Exercise description = All the entries need to be quoted exactly, apart from the pictures, which you should drop.

·····

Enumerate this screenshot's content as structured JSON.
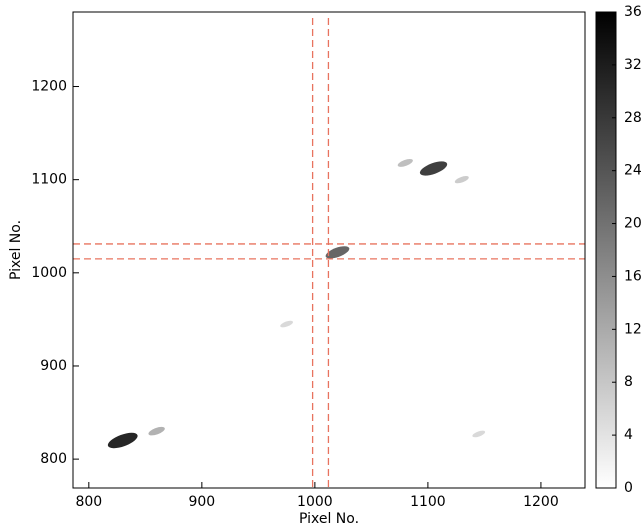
{
  "chart_data": {
    "type": "heatmap",
    "xlabel": "Pixel No.",
    "ylabel": "Pixel No.",
    "xlim": [
      786,
      1239
    ],
    "ylim": [
      769,
      1280
    ],
    "xticks": [
      800,
      900,
      1000,
      1100,
      1200
    ],
    "yticks": [
      800,
      900,
      1000,
      1100,
      1200
    ],
    "spots": {
      "x": [
        830,
        1105,
        1020,
        860,
        1080,
        1130,
        975,
        1145
      ],
      "y": [
        820,
        1112,
        1022,
        830,
        1118,
        1100,
        945,
        827
      ],
      "values": [
        34,
        30,
        24,
        12,
        10,
        8,
        6,
        6
      ]
    },
    "guide_lines": {
      "color": "#e8735f",
      "x": [
        998,
        1012
      ],
      "y": [
        1031,
        1015
      ]
    },
    "colorbar": {
      "lim": [
        0,
        36
      ],
      "ticks": [
        0,
        4,
        8,
        12,
        16,
        20,
        24,
        28,
        32,
        36
      ],
      "colors": [
        "#ffffff",
        "#000000"
      ]
    }
  }
}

·····

Answer to the problem =
Enumerate this screenshot's content as structured JSON.
{
  "chart_data": {
    "type": "heatmap",
    "xlabel": "Pixel No.",
    "ylabel": "Pixel No.",
    "xlim": [
      786,
      1239
    ],
    "ylim": [
      769,
      1280
    ],
    "xticks": [
      800,
      900,
      1000,
      1100,
      1200
    ],
    "yticks": [
      800,
      900,
      1000,
      1100,
      1200
    ],
    "spots": {
      "x": [
        830,
        1105,
        1020,
        860,
        1080,
        1130,
        975,
        1145
      ],
      "y": [
        820,
        1112,
        1022,
        830,
        1118,
        1100,
        945,
        827
      ],
      "values": [
        34,
        30,
        24,
        12,
        10,
        8,
        6,
        6
      ]
    },
    "guide_lines": {
      "color": "#e8735f",
      "x": [
        998,
        1012
      ],
      "y": [
        1031,
        1015
      ]
    },
    "colorbar": {
      "lim": [
        0,
        36
      ],
      "ticks": [
        0,
        4,
        8,
        12,
        16,
        20,
        24,
        28,
        32,
        36
      ],
      "colors": [
        "#ffffff",
        "#000000"
      ]
    }
  }
}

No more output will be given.